Pick out every line holding the string "Служит" and copy it.

##### Materials provided #####

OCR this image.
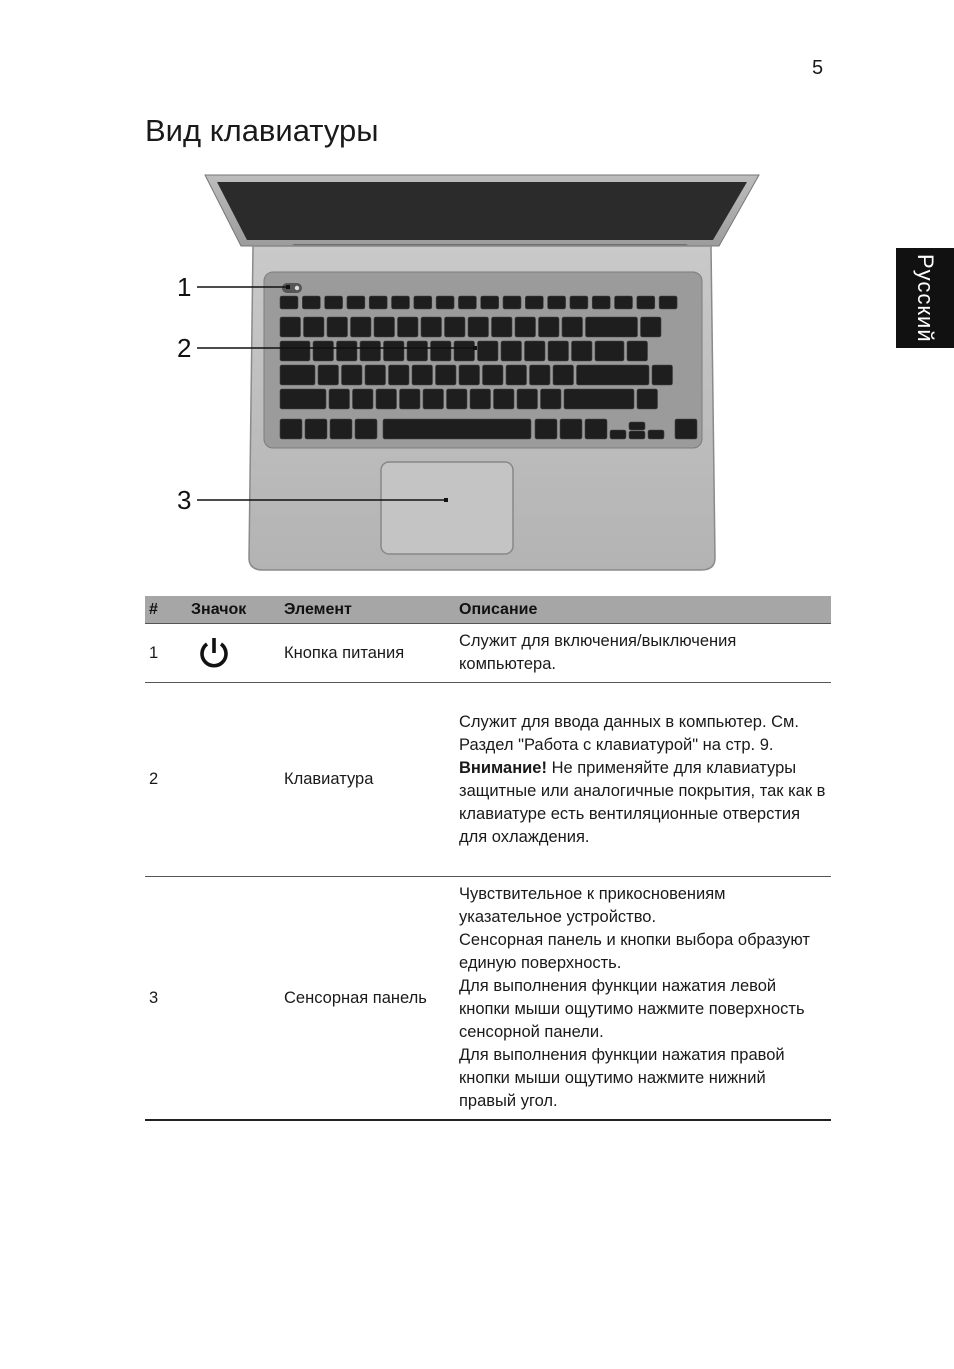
5
Вид клавиатуры
Русский
1
2
3
#	Значок	Элемент	Описание
1		Кнопка питания	Служит для включения/выключения компьютера.

2		Клавиатура	Служит для ввода данных в компьютер. См. Раздел "Работа с клавиатурой" на стр. 9.

Внимание! Не применяйте для клавиатуры защитные или аналогичные покрытия, так как в клавиатуре есть вентиляционные отверстия для охлаждения.

3		Сенсорная панель	Чувствительное к прикосновениям указательное устройство.

Сенсорная панель и кнопки выбора образуют единую поверхность.

Для выполнения функции нажатия левой кнопки мыши ощутимо нажмите поверхность сенсорной панели.

Для выполнения функции нажатия правой кнопки мыши ощутимо нажмите нижний правый угол.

#####

**Output below**:
1		Кнопка питания	Служит для включения/выключения компьютера.
2		Клавиатура	Служит для ввода данных в компьютер. См. Раздел "Работа с клавиатурой" на стр. 9.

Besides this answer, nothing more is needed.